### TASK INPUT
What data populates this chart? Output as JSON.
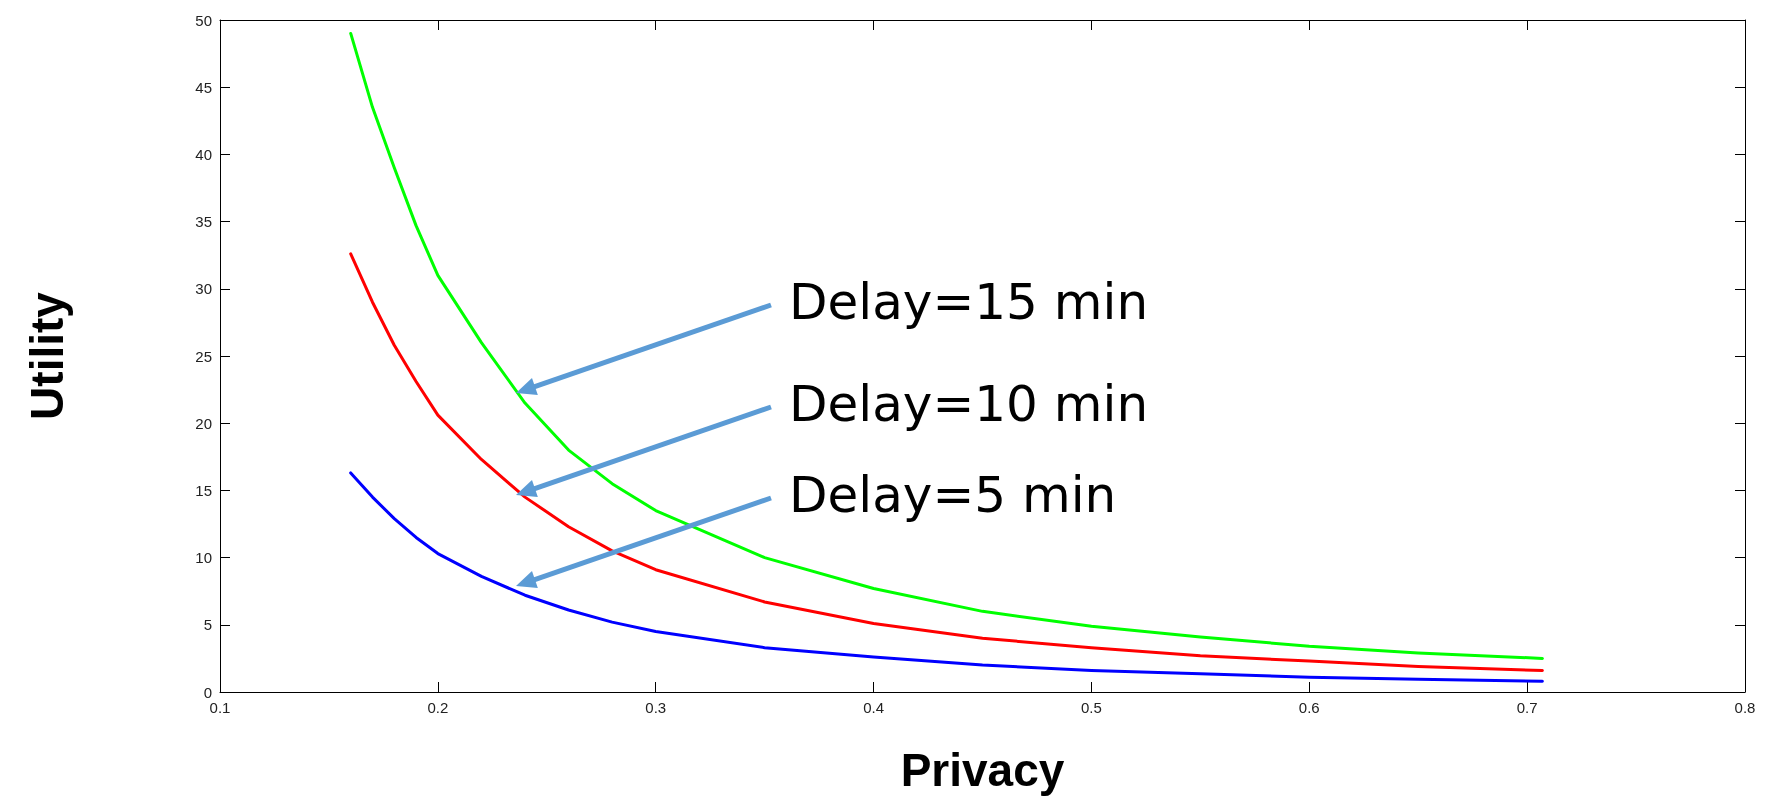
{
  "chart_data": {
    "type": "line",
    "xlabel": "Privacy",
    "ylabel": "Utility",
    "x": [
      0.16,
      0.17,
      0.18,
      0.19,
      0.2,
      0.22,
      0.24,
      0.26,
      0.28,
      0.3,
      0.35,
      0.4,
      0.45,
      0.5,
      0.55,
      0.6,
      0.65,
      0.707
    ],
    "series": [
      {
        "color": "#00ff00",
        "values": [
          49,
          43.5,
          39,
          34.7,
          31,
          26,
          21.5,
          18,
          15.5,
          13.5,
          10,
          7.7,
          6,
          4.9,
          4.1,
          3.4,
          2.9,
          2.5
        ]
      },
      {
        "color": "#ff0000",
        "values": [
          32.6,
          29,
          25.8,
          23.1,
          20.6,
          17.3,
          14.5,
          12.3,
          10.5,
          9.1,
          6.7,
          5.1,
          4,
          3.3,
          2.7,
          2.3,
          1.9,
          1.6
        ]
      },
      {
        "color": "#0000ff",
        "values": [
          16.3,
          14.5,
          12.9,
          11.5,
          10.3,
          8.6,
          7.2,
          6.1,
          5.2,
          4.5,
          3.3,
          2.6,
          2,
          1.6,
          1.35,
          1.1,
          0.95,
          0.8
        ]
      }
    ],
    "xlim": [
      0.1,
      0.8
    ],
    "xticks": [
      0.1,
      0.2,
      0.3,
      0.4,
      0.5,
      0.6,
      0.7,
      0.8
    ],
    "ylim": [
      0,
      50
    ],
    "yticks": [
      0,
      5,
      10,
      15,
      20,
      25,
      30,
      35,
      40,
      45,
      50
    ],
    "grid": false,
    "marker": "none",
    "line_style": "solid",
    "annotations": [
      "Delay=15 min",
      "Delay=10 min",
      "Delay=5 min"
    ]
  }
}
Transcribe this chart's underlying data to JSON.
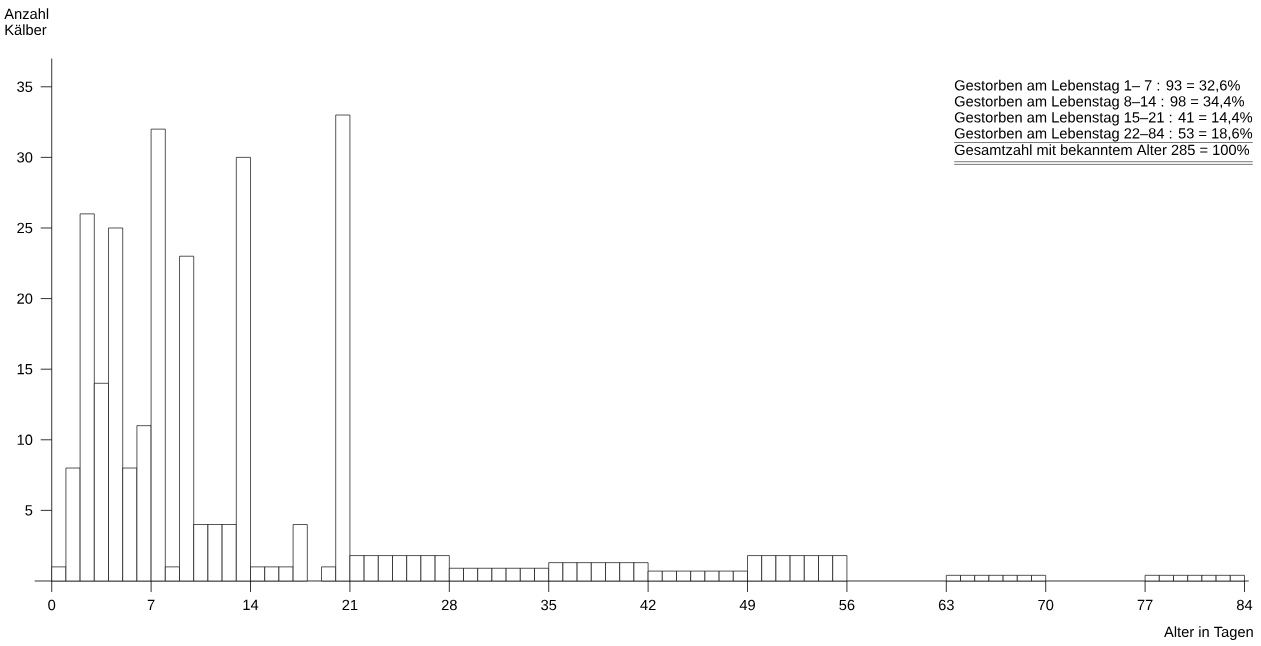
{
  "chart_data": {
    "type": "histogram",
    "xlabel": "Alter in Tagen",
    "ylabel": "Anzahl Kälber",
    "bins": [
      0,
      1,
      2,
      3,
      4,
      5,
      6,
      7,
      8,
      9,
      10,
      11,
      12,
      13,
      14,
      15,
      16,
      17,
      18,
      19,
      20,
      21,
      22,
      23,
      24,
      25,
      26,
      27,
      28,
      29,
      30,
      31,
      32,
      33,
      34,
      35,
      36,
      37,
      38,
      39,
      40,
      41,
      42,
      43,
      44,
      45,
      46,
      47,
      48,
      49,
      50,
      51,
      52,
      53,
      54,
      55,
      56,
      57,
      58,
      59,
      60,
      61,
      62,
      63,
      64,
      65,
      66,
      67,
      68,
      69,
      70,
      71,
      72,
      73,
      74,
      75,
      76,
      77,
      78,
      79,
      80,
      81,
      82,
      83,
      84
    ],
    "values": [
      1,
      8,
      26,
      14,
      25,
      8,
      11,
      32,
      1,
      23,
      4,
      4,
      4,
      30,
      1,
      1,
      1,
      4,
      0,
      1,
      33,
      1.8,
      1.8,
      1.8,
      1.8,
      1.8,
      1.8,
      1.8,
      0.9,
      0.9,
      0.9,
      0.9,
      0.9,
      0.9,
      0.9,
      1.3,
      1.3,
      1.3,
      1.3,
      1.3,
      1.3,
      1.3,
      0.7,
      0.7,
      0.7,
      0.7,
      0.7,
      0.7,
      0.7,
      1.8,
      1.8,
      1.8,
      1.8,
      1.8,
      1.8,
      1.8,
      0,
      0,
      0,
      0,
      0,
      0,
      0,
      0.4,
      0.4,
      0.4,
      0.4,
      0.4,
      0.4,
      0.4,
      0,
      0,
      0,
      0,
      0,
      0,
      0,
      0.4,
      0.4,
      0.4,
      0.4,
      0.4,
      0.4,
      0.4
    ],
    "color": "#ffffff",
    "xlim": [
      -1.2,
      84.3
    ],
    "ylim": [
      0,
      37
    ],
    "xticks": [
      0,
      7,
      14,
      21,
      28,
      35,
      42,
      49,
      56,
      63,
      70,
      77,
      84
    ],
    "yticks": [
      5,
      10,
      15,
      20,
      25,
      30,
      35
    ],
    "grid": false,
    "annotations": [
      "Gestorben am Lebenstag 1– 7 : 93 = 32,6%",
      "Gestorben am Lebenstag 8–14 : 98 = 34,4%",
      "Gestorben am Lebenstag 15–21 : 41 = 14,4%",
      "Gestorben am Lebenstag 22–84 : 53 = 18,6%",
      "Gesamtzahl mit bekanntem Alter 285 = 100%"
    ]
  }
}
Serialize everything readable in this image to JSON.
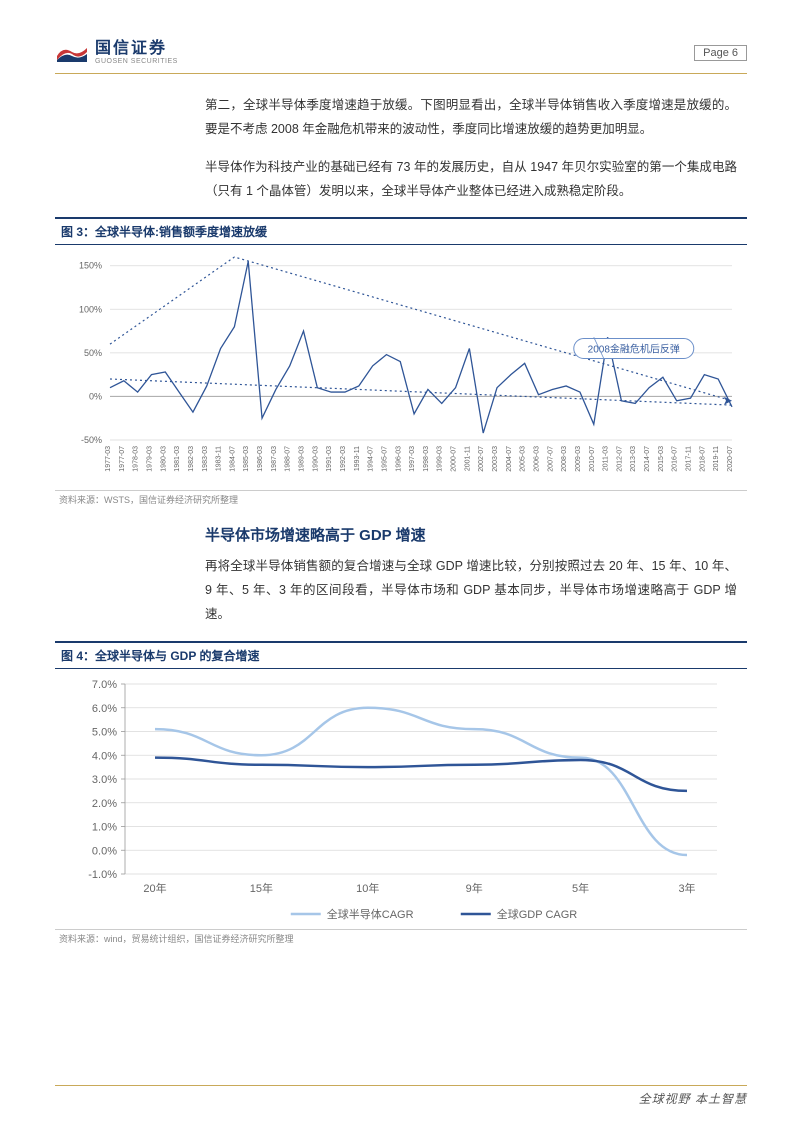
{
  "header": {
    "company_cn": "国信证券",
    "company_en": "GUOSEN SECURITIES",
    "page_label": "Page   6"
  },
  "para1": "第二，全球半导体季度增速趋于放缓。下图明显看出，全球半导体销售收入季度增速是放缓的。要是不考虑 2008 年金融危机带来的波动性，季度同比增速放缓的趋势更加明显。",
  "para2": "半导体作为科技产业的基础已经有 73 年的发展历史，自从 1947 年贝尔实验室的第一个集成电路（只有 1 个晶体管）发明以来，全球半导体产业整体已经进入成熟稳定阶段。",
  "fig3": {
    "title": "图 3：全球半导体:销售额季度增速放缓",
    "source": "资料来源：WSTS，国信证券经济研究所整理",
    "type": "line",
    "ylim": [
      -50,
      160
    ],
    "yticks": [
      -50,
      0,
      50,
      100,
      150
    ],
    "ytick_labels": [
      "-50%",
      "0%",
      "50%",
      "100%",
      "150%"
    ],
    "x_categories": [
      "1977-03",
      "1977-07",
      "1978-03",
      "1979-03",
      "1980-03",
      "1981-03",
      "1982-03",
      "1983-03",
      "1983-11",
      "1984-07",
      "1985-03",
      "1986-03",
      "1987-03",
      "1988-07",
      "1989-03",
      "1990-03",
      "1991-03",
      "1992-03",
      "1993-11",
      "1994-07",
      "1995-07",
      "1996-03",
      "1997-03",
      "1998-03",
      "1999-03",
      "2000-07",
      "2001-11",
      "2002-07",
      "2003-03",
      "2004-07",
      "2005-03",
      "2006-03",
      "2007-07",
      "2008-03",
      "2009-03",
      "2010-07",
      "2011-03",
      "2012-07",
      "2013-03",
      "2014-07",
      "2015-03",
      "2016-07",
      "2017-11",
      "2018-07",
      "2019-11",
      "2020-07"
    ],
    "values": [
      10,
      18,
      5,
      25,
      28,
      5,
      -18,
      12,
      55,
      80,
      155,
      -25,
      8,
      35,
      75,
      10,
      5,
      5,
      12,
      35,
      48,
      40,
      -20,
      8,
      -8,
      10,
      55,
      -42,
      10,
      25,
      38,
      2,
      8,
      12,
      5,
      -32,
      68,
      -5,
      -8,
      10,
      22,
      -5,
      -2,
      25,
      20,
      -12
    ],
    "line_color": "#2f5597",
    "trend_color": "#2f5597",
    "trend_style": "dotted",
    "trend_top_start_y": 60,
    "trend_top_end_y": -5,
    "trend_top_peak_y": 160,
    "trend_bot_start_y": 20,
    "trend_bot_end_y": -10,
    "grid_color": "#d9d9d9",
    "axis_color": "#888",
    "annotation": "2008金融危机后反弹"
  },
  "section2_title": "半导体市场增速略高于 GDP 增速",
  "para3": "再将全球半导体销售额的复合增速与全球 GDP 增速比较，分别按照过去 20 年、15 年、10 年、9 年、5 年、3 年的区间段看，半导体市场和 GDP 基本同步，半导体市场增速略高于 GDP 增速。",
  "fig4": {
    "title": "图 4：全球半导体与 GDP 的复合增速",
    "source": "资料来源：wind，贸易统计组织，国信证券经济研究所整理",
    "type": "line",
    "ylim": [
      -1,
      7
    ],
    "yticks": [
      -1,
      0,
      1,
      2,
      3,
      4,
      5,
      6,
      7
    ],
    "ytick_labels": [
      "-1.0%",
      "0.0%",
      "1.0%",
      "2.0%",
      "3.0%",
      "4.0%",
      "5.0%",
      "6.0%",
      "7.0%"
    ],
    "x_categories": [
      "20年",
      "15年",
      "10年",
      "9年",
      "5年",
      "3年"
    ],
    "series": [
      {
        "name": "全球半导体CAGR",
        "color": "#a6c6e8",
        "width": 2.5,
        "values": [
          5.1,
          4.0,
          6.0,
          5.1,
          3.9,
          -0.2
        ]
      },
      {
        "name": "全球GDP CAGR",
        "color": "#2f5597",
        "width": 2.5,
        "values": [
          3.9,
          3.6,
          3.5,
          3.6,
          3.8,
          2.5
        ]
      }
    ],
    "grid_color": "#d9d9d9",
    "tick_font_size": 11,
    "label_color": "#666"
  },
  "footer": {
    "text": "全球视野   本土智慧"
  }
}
######
▶ **EXERCISE TASK**
Filter the records above for lines containing the word "JSON", and copy those lines.

▶ **OUTPUT OF THE EXERCISE**
What data populates this chart? Output as JSON.
Transcribe this chart's underlying data to JSON.
Serialize everything readable in this image to JSON.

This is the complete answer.